■ **Task to carry out**
Copy every line that holds "structured".

::: Raw data

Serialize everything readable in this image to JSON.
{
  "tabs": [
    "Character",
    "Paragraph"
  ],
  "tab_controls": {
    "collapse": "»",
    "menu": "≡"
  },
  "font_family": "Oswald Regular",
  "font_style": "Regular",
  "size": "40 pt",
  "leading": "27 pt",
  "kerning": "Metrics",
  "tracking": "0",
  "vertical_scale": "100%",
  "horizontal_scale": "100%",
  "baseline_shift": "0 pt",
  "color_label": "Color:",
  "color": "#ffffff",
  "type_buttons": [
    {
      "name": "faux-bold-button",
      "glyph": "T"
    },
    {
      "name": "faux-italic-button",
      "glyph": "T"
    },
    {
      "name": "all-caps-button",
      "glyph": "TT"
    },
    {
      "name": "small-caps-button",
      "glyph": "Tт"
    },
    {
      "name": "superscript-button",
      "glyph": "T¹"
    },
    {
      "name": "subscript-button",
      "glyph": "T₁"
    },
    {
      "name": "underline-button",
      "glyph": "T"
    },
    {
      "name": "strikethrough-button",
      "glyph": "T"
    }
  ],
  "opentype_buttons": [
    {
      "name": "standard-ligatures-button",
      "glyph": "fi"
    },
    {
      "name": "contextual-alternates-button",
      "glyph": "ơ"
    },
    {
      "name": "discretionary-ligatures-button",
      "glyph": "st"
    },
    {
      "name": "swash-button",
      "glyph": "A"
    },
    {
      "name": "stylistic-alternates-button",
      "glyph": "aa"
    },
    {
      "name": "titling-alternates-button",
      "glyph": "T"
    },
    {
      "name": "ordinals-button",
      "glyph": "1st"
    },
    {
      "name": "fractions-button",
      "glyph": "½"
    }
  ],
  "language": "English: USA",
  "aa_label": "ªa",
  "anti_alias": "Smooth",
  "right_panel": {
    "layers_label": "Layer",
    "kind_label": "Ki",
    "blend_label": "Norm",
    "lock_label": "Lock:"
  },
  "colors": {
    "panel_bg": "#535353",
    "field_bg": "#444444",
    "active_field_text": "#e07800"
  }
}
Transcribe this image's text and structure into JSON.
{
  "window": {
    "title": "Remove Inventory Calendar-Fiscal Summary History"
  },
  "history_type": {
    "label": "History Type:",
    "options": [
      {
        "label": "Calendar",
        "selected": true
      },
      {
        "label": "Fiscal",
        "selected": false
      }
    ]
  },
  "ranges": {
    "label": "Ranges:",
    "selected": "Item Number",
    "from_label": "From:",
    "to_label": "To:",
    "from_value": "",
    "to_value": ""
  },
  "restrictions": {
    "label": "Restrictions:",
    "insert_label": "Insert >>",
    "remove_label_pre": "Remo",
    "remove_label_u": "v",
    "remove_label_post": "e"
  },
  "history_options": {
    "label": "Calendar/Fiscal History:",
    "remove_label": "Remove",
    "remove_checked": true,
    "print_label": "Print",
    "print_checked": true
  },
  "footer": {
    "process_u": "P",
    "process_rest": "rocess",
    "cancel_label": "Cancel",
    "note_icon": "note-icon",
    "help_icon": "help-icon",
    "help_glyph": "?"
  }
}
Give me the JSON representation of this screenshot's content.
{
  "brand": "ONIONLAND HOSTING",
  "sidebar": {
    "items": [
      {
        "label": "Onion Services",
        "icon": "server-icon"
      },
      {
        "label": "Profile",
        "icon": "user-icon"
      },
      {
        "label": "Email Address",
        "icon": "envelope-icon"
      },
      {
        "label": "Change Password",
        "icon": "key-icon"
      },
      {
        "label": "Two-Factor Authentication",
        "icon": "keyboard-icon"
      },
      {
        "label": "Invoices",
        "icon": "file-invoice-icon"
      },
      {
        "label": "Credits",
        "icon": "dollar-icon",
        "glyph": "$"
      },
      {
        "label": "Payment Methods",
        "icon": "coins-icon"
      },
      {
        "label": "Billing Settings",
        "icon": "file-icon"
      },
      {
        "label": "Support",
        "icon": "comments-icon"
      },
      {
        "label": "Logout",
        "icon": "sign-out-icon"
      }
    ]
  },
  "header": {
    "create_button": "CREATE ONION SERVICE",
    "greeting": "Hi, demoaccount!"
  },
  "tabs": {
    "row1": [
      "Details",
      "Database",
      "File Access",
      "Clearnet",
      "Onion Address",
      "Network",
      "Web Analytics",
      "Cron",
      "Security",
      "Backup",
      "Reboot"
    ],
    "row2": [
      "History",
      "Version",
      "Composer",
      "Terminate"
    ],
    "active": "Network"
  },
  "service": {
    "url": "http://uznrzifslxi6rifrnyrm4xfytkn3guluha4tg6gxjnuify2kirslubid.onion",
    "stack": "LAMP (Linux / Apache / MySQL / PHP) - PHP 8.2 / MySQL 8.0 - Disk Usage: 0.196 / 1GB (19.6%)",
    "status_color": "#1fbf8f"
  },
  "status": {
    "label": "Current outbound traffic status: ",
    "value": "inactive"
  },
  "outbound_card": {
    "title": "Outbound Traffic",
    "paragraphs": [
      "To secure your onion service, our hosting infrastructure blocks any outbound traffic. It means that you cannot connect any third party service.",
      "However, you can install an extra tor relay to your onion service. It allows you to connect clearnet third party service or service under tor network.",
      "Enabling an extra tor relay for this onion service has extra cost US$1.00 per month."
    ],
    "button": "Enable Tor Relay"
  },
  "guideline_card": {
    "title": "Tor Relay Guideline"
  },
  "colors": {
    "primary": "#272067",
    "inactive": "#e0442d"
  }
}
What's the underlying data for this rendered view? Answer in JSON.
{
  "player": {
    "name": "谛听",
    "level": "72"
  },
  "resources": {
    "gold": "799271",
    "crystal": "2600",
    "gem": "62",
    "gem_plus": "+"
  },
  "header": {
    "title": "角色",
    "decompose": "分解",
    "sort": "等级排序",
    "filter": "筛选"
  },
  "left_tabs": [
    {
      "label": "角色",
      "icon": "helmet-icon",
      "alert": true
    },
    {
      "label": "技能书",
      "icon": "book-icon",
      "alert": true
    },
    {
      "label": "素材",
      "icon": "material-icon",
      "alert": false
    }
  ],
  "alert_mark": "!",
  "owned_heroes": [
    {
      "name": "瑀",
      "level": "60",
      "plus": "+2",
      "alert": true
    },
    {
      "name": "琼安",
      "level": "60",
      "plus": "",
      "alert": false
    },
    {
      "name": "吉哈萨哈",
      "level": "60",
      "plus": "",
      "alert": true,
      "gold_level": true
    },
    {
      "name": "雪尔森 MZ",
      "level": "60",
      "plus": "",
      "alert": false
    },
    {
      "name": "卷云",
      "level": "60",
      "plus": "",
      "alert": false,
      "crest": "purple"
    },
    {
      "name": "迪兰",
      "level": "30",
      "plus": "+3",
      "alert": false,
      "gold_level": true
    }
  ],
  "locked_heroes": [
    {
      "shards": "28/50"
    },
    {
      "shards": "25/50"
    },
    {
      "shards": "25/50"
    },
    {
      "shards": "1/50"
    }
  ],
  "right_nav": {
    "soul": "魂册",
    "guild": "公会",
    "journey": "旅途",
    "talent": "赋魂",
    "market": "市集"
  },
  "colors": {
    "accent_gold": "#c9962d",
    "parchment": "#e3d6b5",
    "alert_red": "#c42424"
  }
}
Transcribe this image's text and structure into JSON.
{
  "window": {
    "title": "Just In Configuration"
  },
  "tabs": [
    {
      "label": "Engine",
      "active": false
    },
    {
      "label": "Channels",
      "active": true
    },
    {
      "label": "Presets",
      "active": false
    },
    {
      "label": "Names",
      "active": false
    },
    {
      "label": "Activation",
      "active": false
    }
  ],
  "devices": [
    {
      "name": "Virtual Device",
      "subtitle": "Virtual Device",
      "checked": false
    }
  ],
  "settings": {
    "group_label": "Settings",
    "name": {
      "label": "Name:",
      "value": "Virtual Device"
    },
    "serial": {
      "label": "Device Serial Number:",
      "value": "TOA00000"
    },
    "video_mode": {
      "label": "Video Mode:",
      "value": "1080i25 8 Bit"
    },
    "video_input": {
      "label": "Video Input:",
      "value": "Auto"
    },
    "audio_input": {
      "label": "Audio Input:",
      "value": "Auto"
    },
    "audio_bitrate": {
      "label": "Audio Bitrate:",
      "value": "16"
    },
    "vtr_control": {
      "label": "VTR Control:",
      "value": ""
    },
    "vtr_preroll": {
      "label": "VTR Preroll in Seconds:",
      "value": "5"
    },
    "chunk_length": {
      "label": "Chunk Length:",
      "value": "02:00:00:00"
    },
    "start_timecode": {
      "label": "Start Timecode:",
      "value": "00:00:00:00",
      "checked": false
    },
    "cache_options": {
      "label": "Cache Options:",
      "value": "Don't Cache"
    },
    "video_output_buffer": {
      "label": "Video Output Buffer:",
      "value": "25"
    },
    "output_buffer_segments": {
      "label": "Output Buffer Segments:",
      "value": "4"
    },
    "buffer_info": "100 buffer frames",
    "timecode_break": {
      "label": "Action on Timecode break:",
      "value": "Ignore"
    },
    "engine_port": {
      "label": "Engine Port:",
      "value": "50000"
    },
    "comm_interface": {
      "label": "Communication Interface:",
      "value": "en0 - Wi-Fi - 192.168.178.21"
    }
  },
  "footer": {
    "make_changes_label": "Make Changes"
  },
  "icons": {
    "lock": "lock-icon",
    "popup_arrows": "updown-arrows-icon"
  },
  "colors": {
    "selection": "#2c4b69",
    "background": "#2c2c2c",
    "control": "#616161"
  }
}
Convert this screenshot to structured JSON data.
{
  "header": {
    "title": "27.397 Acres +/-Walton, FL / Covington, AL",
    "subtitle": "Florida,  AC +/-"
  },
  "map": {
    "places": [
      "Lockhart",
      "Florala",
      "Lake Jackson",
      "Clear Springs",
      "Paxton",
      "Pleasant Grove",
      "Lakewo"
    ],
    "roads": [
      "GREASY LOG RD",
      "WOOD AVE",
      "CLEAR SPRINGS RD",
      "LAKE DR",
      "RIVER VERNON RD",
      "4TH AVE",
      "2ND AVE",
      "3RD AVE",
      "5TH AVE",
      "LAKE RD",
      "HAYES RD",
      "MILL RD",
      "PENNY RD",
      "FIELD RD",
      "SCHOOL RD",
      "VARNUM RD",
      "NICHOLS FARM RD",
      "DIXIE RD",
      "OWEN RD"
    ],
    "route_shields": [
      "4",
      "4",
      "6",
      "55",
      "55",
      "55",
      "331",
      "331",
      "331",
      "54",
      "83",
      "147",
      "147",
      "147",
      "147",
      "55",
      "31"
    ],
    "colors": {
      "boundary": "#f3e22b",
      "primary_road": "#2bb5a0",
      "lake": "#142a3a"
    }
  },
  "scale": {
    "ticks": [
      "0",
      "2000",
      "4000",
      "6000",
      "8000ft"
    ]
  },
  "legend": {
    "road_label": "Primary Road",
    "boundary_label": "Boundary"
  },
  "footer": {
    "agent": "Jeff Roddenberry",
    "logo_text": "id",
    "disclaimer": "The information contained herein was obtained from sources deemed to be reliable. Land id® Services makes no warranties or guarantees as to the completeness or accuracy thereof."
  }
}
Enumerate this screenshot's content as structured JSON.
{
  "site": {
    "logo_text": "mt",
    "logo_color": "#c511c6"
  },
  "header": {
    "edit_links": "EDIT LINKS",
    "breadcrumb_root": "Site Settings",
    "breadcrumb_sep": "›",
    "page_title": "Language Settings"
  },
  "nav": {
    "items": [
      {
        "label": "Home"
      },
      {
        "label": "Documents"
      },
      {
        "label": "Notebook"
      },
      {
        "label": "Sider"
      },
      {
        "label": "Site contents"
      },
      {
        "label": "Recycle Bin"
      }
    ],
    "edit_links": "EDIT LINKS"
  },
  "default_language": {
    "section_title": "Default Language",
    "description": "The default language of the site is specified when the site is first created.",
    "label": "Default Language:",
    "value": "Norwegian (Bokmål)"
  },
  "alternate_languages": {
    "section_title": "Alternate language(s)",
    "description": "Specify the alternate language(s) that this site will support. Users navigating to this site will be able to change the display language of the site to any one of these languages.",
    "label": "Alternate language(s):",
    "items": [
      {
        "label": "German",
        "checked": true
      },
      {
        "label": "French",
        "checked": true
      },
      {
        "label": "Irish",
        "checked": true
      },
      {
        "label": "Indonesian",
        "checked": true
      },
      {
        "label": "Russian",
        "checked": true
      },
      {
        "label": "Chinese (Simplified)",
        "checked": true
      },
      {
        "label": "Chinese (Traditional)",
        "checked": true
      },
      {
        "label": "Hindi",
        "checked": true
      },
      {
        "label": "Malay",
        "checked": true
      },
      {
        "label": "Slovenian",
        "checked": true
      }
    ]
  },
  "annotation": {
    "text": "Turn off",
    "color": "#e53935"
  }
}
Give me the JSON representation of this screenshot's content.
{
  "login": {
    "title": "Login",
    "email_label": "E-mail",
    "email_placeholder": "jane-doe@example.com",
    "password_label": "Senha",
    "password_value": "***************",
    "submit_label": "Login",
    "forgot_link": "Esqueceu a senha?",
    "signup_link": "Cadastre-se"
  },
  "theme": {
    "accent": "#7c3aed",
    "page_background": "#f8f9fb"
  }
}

::::::

■ **Written response**
Convert this screenshot to structured JSON data.
Enumerate this screenshot's content as structured JSON.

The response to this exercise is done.